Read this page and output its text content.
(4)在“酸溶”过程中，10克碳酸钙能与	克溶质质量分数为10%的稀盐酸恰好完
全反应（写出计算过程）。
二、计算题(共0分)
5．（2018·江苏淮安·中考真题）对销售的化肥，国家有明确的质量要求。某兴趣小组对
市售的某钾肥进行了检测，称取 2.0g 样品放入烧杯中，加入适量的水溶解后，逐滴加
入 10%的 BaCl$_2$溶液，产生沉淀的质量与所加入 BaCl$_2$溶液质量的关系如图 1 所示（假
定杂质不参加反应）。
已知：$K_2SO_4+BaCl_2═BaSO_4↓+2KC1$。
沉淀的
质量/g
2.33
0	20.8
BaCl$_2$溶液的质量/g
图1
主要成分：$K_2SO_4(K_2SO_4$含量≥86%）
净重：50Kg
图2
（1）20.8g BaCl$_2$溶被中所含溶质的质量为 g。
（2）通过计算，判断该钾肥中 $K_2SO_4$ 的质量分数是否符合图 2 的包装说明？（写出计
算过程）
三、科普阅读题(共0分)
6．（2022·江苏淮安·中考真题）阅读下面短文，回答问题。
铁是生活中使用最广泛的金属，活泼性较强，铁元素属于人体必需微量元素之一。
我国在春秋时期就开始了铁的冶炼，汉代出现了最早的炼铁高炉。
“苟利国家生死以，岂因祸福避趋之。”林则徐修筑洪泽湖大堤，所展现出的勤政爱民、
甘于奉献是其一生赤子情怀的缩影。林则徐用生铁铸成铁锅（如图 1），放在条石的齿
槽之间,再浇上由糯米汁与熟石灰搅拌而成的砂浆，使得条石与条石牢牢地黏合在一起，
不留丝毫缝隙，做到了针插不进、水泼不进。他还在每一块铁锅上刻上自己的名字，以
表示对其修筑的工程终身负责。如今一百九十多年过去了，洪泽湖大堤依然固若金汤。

*-*-*

All of the records must be retyped exactly as they are.

Read this page and output its text content.
(4)在“酸溶”过程中，10克碳酸钙能与	克溶质质量分数为10%的稀盐酸恰好完
全反应（写出计算过程）。
二、计算题(共0分)
5．（2018·江苏淮安·中考真题）对销售的化肥，国家有明确的质量要求。某兴趣小组对
市售的某钾肥进行了检测，称取 2.0g 样品放入烧杯中，加入适量的水溶解后，逐滴加
入 10%的 BaCl$_2$溶液，产生沉淀的质量与所加入 BaCl$_2$溶液质量的关系如图 1 所示（假
定杂质不参加反应）。
已知：$K_2SO_4+BaCl_2═BaSO_4↓+2KC1$。
沉淀的
质量/g
2.33
0	20.8
BaCl$_2$溶液的质量/g
图1
主要成分：$K_2SO_4(K_2SO_4$含量≥86%）
净重：50Kg
图2
（1）20.8g BaCl$_2$溶被中所含溶质的质量为 g。
（2）通过计算，判断该钾肥中 $K_2SO_4$ 的质量分数是否符合图 2 的包装说明？（写出计
算过程）
三、科普阅读题(共0分)
6．（2022·江苏淮安·中考真题）阅读下面短文，回答问题。
铁是生活中使用最广泛的金属，活泼性较强，铁元素属于人体必需微量元素之一。
我国在春秋时期就开始了铁的冶炼，汉代出现了最早的炼铁高炉。
“苟利国家生死以，岂因祸福避趋之。”林则徐修筑洪泽湖大堤，所展现出的勤政爱民、
甘于奉献是其一生赤子情怀的缩影。林则徐用生铁铸成铁锅（如图 1），放在条石的齿
槽之间,再浇上由糯米汁与熟石灰搅拌而成的砂浆，使得条石与条石牢牢地黏合在一起，
不留丝毫缝隙，做到了针插不进、水泼不进。他还在每一块铁锅上刻上自己的名字，以
表示对其修筑的工程终身负责。如今一百九十多年过去了，洪泽湖大堤依然固若金汤。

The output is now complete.